Exercise instructions: Locate every line in the records below that holds the word "microphone" and return each one.

--*--

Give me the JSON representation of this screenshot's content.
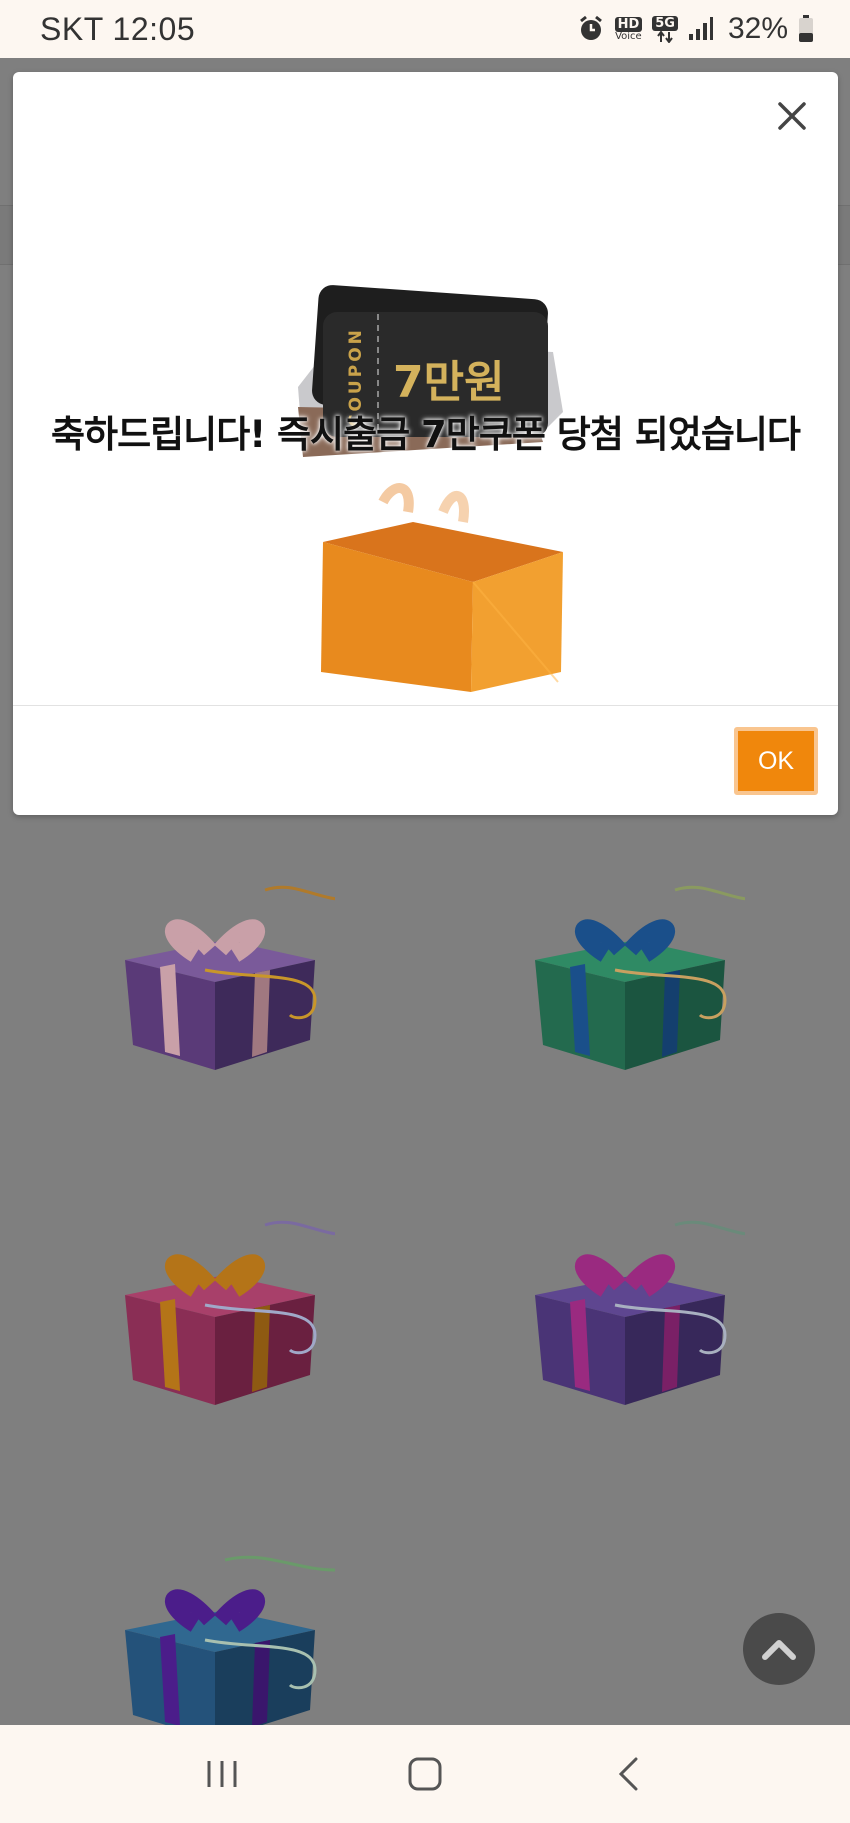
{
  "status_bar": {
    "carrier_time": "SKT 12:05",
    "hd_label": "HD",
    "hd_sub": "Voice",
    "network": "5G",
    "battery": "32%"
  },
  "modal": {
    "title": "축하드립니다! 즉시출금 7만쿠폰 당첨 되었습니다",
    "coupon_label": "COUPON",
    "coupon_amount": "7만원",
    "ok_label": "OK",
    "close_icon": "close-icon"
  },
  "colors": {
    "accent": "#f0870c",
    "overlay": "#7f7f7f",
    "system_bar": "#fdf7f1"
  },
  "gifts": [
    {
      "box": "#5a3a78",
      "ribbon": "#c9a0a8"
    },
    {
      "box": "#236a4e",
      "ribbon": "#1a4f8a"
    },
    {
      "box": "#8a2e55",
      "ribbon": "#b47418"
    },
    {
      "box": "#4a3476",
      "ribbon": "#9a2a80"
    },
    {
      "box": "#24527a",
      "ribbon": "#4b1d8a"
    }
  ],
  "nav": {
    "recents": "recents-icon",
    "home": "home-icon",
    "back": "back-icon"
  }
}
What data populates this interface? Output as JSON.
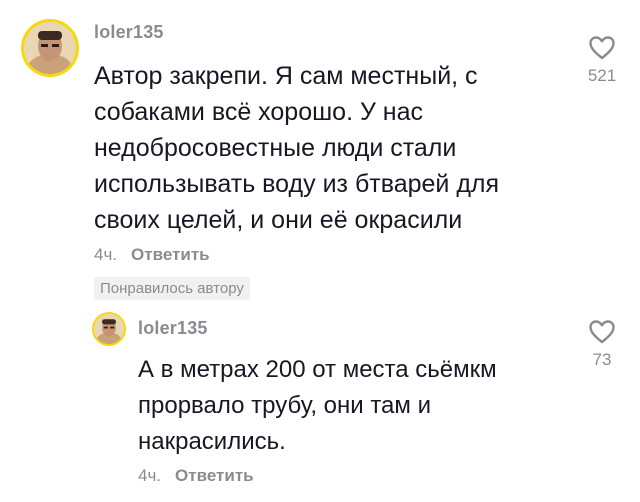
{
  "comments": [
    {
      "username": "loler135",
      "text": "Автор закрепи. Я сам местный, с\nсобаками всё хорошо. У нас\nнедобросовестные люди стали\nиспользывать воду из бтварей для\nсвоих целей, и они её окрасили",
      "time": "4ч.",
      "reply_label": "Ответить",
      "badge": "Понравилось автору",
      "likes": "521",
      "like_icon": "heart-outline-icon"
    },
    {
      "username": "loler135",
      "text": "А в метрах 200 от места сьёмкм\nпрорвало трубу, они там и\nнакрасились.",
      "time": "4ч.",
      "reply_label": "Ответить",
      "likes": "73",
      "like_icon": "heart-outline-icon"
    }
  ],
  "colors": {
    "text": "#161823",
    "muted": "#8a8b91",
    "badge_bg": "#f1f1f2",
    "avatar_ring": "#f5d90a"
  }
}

--*--

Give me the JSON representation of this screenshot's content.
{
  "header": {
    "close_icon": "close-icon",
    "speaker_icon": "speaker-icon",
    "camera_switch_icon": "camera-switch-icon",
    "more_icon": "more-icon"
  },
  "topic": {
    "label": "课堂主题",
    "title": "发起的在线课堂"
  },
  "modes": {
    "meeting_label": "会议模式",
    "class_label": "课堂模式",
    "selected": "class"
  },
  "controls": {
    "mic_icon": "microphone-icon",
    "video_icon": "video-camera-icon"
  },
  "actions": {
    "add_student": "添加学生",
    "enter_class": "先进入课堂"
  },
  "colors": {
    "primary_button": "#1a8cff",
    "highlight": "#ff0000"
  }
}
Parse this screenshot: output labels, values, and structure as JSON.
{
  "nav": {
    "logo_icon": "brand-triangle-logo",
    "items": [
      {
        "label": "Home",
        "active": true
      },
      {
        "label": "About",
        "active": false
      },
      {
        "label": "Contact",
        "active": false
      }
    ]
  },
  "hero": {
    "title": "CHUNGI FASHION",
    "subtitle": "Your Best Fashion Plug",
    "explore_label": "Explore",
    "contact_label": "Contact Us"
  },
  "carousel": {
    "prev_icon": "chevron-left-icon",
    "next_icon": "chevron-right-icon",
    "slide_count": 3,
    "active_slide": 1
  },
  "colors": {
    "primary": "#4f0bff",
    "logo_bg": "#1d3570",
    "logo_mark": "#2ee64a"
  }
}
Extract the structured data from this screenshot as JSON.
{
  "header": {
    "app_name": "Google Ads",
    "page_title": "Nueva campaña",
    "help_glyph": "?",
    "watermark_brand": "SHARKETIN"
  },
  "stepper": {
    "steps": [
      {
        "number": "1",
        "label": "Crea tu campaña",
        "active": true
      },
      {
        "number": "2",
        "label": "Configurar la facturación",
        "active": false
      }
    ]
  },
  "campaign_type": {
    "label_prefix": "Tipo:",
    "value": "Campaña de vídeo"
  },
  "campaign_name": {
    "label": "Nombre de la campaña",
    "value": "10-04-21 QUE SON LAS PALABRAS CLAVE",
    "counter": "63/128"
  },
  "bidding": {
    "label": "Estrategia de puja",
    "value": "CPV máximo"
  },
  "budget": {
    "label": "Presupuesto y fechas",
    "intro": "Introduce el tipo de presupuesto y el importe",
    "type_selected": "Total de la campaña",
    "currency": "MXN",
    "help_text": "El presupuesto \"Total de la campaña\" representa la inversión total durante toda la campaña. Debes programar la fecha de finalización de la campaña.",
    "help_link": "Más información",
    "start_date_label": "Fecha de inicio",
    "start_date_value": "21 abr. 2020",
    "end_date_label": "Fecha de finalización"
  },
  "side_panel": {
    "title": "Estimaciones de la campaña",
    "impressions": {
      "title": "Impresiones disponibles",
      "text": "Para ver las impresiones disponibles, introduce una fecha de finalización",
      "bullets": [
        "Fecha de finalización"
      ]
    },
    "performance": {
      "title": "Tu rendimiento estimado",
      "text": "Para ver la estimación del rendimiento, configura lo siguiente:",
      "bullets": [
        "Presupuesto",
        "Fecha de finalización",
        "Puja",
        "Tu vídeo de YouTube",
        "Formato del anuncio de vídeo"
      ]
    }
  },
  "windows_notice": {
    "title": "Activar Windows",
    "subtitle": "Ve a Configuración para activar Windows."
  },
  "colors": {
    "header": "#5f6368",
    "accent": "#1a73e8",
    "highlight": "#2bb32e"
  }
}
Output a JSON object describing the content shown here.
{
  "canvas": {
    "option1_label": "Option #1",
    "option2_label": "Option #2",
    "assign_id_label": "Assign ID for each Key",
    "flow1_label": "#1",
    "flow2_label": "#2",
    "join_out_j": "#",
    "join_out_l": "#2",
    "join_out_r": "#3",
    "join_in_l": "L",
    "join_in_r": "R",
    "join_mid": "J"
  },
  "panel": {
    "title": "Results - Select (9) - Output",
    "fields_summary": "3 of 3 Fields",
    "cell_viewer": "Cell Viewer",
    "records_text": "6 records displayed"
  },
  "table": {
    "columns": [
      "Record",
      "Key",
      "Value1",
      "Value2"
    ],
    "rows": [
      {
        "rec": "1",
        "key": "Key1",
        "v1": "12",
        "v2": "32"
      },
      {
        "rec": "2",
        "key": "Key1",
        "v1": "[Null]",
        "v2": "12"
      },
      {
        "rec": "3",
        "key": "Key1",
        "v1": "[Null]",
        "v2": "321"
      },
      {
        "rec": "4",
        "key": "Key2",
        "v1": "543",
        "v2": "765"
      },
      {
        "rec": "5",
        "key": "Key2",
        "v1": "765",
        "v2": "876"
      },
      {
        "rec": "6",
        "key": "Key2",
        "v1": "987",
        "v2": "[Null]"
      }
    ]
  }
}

--*--

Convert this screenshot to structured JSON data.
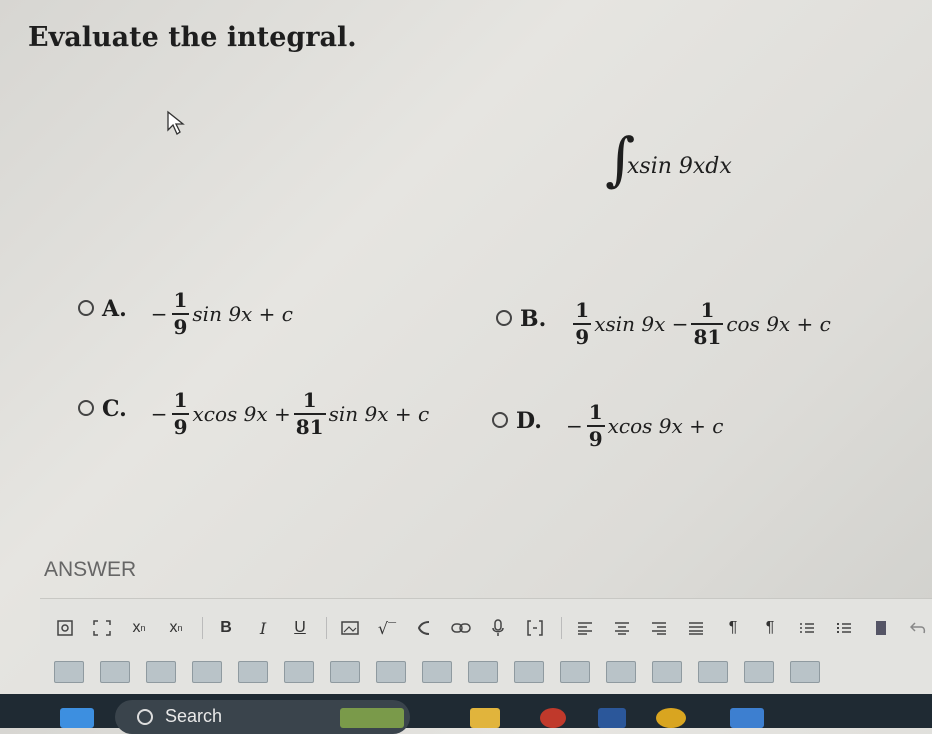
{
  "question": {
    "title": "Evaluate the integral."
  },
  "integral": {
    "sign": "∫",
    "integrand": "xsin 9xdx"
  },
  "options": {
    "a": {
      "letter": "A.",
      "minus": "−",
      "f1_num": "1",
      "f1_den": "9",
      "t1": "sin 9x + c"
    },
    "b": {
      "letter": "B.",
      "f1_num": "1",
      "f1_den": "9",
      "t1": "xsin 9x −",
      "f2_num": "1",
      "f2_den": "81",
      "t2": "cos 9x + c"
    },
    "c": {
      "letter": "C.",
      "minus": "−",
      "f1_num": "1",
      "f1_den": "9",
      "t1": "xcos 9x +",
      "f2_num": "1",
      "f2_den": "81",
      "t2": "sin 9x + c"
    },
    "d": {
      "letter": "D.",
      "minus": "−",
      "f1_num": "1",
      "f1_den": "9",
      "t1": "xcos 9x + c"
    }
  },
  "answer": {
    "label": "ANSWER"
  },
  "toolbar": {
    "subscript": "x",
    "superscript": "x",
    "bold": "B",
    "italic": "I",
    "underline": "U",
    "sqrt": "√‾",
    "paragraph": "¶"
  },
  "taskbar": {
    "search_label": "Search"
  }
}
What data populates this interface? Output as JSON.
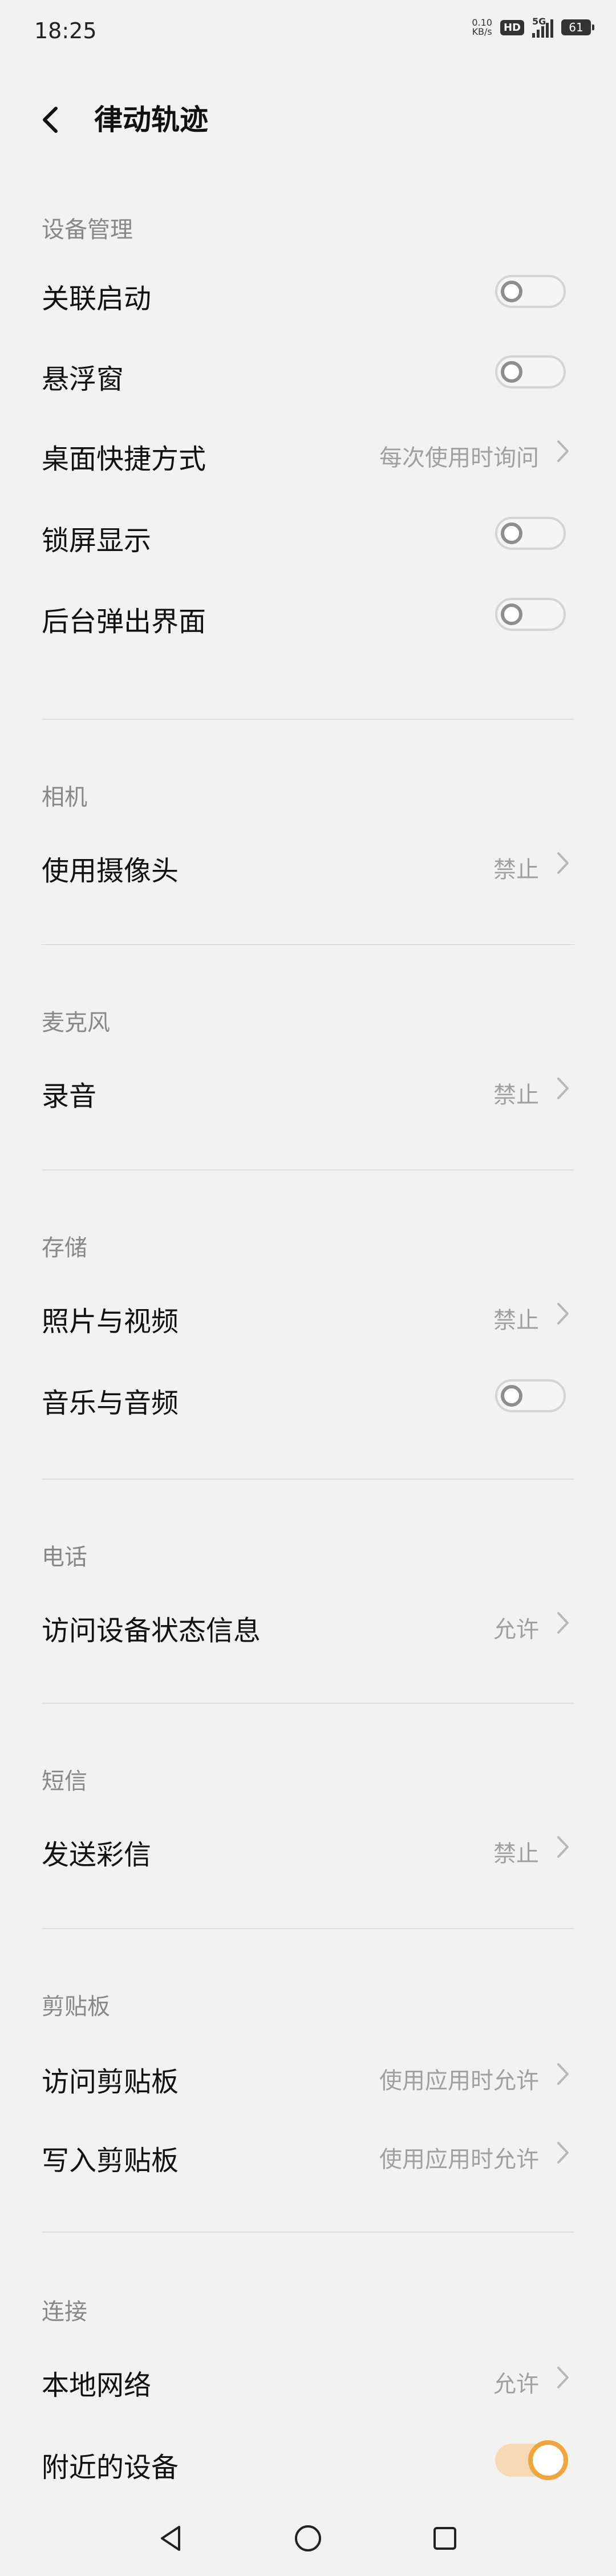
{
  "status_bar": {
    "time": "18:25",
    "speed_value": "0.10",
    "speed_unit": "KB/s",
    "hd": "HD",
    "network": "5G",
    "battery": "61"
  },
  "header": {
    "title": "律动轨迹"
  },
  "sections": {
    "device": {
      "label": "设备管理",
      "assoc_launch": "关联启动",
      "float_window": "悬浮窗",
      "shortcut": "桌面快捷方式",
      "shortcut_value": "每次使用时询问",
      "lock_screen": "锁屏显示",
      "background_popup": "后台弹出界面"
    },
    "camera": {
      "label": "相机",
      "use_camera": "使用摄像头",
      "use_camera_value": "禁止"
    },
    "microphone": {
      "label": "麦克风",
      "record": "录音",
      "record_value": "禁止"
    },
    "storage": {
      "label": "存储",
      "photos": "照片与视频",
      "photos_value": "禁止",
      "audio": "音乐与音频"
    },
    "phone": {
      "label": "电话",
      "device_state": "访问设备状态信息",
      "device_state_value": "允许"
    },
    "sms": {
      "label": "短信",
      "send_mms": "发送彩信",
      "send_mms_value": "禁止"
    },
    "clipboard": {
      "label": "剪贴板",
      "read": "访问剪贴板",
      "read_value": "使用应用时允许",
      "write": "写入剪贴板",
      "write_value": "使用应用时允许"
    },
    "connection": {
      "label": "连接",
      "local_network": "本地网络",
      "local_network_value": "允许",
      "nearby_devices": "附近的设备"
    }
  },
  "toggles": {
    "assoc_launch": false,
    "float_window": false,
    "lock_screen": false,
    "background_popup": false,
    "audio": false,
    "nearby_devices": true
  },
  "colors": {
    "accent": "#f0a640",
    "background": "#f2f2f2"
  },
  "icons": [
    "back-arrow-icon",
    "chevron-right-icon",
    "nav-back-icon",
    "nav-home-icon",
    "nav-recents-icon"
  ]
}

--*--

The completed task:
    "mic_icon": "microphone-icon",
    "microphone": {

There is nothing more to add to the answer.